● **Aim of the task**
Quote all of the data below exactly, please.

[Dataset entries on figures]
** BEGIN **
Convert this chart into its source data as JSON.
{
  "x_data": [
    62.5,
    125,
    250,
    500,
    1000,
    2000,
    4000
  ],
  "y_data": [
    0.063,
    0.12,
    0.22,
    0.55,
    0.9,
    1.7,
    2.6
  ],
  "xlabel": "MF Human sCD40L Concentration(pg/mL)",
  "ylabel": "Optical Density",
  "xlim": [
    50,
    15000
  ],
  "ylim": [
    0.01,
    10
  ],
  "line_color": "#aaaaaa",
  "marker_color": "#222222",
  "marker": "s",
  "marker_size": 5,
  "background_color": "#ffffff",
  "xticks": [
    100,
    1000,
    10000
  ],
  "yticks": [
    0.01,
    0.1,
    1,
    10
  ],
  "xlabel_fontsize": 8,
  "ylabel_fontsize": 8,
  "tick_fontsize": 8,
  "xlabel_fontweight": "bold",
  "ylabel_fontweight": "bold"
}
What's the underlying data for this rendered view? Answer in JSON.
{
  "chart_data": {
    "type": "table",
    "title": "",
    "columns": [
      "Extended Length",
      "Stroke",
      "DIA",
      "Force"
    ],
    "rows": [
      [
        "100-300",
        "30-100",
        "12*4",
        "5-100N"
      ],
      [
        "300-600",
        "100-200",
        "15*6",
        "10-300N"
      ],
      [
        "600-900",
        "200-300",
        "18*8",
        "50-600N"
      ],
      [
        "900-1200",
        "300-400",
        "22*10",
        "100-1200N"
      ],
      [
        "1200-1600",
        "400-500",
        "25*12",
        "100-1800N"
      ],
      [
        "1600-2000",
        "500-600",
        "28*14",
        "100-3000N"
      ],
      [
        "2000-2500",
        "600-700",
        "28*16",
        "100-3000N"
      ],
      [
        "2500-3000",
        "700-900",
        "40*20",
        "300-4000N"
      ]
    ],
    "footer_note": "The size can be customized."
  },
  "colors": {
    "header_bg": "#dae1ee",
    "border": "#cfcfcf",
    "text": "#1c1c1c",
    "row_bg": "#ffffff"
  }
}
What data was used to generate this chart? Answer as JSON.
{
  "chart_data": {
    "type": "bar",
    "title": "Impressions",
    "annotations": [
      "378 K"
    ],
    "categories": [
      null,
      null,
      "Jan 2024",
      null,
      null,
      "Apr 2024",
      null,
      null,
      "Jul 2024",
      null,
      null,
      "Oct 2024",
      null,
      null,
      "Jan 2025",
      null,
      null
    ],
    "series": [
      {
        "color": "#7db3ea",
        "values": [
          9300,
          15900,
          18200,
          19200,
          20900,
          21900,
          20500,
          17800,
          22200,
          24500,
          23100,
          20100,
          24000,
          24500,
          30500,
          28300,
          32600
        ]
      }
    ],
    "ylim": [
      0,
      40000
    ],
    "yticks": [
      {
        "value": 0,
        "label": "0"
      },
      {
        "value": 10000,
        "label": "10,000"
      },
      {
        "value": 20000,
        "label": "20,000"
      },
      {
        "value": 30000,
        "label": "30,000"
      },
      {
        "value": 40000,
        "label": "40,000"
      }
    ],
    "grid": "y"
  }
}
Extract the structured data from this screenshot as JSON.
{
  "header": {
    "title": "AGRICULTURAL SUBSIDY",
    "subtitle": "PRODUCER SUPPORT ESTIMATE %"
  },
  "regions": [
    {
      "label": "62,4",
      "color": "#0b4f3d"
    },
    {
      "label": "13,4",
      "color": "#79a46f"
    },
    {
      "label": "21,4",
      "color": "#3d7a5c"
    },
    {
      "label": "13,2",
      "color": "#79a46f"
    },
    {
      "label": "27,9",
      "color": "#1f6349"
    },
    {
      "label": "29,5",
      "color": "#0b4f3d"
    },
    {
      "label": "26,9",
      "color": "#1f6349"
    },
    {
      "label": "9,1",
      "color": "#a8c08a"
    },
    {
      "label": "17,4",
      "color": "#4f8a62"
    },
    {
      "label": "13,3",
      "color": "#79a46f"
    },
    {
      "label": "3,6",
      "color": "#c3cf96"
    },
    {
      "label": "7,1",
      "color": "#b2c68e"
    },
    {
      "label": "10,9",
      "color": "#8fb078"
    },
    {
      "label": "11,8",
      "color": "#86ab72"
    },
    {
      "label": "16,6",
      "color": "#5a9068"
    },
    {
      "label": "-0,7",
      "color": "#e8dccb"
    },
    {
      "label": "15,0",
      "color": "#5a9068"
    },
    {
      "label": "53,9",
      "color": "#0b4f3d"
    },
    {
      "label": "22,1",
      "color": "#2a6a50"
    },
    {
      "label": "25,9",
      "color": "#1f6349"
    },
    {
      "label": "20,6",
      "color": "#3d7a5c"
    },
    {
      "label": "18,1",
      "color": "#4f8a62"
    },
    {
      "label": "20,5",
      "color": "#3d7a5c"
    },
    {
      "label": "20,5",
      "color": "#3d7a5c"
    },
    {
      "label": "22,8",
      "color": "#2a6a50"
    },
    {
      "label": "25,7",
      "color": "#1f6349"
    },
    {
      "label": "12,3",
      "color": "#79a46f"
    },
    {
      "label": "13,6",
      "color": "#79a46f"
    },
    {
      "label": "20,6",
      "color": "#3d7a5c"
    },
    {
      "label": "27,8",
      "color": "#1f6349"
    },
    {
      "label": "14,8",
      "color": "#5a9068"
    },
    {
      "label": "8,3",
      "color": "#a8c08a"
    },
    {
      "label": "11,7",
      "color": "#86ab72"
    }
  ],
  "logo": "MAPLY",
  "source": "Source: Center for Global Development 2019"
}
** END **
● **Output for this task**
Convert this chart into its source data as JSON.
{
  "x_data": [
    62.5,
    125,
    250,
    500,
    1000,
    2000,
    4000
  ],
  "y_data": [
    0.063,
    0.12,
    0.22,
    0.55,
    0.9,
    1.7,
    2.6
  ],
  "xlabel": "MF Human sCD40L Concentration(pg/mL)",
  "ylabel": "Optical Density",
  "xlim": [
    50,
    15000
  ],
  "ylim": [
    0.01,
    10
  ],
  "line_color": "#aaaaaa",
  "marker_color": "#222222",
  "marker": "s",
  "marker_size": 5,
  "background_color": "#ffffff",
  "xticks": [
    100,
    1000,
    10000
  ],
  "yticks": [
    0.01,
    0.1,
    1,
    10
  ],
  "xlabel_fontsize": 8,
  "ylabel_fontsize": 8,
  "tick_fontsize": 8,
  "xlabel_fontweight": "bold",
  "ylabel_fontweight": "bold"
}
What's the underlying data for this rendered view? Answer in JSON.
{
  "chart_data": {
    "type": "table",
    "title": "",
    "columns": [
      "Extended Length",
      "Stroke",
      "DIA",
      "Force"
    ],
    "rows": [
      [
        "100-300",
        "30-100",
        "12*4",
        "5-100N"
      ],
      [
        "300-600",
        "100-200",
        "15*6",
        "10-300N"
      ],
      [
        "600-900",
        "200-300",
        "18*8",
        "50-600N"
      ],
      [
        "900-1200",
        "300-400",
        "22*10",
        "100-1200N"
      ],
      [
        "1200-1600",
        "400-500",
        "25*12",
        "100-1800N"
      ],
      [
        "1600-2000",
        "500-600",
        "28*14",
        "100-3000N"
      ],
      [
        "2000-2500",
        "600-700",
        "28*16",
        "100-3000N"
      ],
      [
        "2500-3000",
        "700-900",
        "40*20",
        "300-4000N"
      ]
    ],
    "footer_note": "The size can be customized."
  },
  "colors": {
    "header_bg": "#dae1ee",
    "border": "#cfcfcf",
    "text": "#1c1c1c",
    "row_bg": "#ffffff"
  }
}
What data was used to generate this chart? Answer as JSON.
{
  "chart_data": {
    "type": "bar",
    "title": "Impressions",
    "annotations": [
      "378 K"
    ],
    "categories": [
      null,
      null,
      "Jan 2024",
      null,
      null,
      "Apr 2024",
      null,
      null,
      "Jul 2024",
      null,
      null,
      "Oct 2024",
      null,
      null,
      "Jan 2025",
      null,
      null
    ],
    "series": [
      {
        "color": "#7db3ea",
        "values": [
          9300,
          15900,
          18200,
          19200,
          20900,
          21900,
          20500,
          17800,
          22200,
          24500,
          23100,
          20100,
          24000,
          24500,
          30500,
          28300,
          32600
        ]
      }
    ],
    "ylim": [
      0,
      40000
    ],
    "yticks": [
      {
        "value": 0,
        "label": "0"
      },
      {
        "value": 10000,
        "label": "10,000"
      },
      {
        "value": 20000,
        "label": "20,000"
      },
      {
        "value": 30000,
        "label": "30,000"
      },
      {
        "value": 40000,
        "label": "40,000"
      }
    ],
    "grid": "y"
  }
}
Extract the structured data from this screenshot as JSON.
{
  "header": {
    "title": "AGRICULTURAL SUBSIDY",
    "subtitle": "PRODUCER SUPPORT ESTIMATE %"
  },
  "regions": [
    {
      "label": "62,4",
      "color": "#0b4f3d"
    },
    {
      "label": "13,4",
      "color": "#79a46f"
    },
    {
      "label": "21,4",
      "color": "#3d7a5c"
    },
    {
      "label": "13,2",
      "color": "#79a46f"
    },
    {
      "label": "27,9",
      "color": "#1f6349"
    },
    {
      "label": "29,5",
      "color": "#0b4f3d"
    },
    {
      "label": "26,9",
      "color": "#1f6349"
    },
    {
      "label": "9,1",
      "color": "#a8c08a"
    },
    {
      "label": "17,4",
      "color": "#4f8a62"
    },
    {
      "label": "13,3",
      "color": "#79a46f"
    },
    {
      "label": "3,6",
      "color": "#c3cf96"
    },
    {
      "label": "7,1",
      "color": "#b2c68e"
    },
    {
      "label": "10,9",
      "color": "#8fb078"
    },
    {
      "label": "11,8",
      "color": "#86ab72"
    },
    {
      "label": "16,6",
      "color": "#5a9068"
    },
    {
      "label": "-0,7",
      "color": "#e8dccb"
    },
    {
      "label": "15,0",
      "color": "#5a9068"
    },
    {
      "label": "53,9",
      "color": "#0b4f3d"
    },
    {
      "label": "22,1",
      "color": "#2a6a50"
    },
    {
      "label": "25,9",
      "color": "#1f6349"
    },
    {
      "label": "20,6",
      "color": "#3d7a5c"
    },
    {
      "label": "18,1",
      "color": "#4f8a62"
    },
    {
      "label": "20,5",
      "color": "#3d7a5c"
    },
    {
      "label": "20,5",
      "color": "#3d7a5c"
    },
    {
      "label": "22,8",
      "color": "#2a6a50"
    },
    {
      "label": "25,7",
      "color": "#1f6349"
    },
    {
      "label": "12,3",
      "color": "#79a46f"
    },
    {
      "label": "13,6",
      "color": "#79a46f"
    },
    {
      "label": "20,6",
      "color": "#3d7a5c"
    },
    {
      "label": "27,8",
      "color": "#1f6349"
    },
    {
      "label": "14,8",
      "color": "#5a9068"
    },
    {
      "label": "8,3",
      "color": "#a8c08a"
    },
    {
      "label": "11,7",
      "color": "#86ab72"
    }
  ],
  "logo": "MAPLY",
  "source": "Source: Center for Global Development 2019"
}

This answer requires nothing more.